> **Exercise task**
Extract the text of each entry below exactly, leaving every image behind.

> **Excerpted data**

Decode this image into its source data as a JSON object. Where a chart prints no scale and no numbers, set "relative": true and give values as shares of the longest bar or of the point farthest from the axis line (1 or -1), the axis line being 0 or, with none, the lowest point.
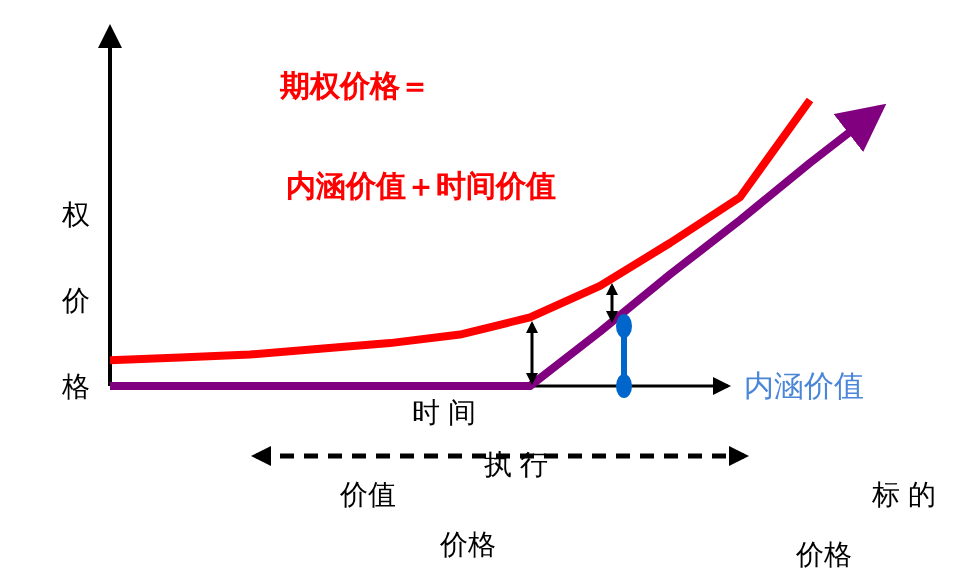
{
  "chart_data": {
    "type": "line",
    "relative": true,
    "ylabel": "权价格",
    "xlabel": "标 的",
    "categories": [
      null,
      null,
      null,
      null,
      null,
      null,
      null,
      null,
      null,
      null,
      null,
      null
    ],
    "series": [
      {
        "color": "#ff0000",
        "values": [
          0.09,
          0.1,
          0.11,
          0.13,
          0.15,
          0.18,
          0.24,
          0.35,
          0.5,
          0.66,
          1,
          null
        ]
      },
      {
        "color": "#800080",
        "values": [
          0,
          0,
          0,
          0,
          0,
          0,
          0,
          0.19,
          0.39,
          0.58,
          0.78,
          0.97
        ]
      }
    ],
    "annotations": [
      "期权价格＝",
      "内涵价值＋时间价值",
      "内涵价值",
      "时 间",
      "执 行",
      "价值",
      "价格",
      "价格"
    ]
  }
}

> **The completed task**
Decode this image into its source data as a JSON object. Where a chart prints no scale and no numbers, set "relative": true and give values as shares of the longest bar or of the point farthest from the axis line (1 or -1), the axis line being 0 or, with none, the lowest point.
{
  "chart_data": {
    "type": "line",
    "relative": true,
    "ylabel": "权价格",
    "xlabel": "标 的",
    "categories": [
      null,
      null,
      null,
      null,
      null,
      null,
      null,
      null,
      null,
      null,
      null,
      null
    ],
    "series": [
      {
        "color": "#ff0000",
        "values": [
          0.09,
          0.1,
          0.11,
          0.13,
          0.15,
          0.18,
          0.24,
          0.35,
          0.5,
          0.66,
          1,
          null
        ]
      },
      {
        "color": "#800080",
        "values": [
          0,
          0,
          0,
          0,
          0,
          0,
          0,
          0.19,
          0.39,
          0.58,
          0.78,
          0.97
        ]
      }
    ],
    "annotations": [
      "期权价格＝",
      "内涵价值＋时间价值",
      "内涵价值",
      "时 间",
      "执 行",
      "价值",
      "价格",
      "价格"
    ]
  }
}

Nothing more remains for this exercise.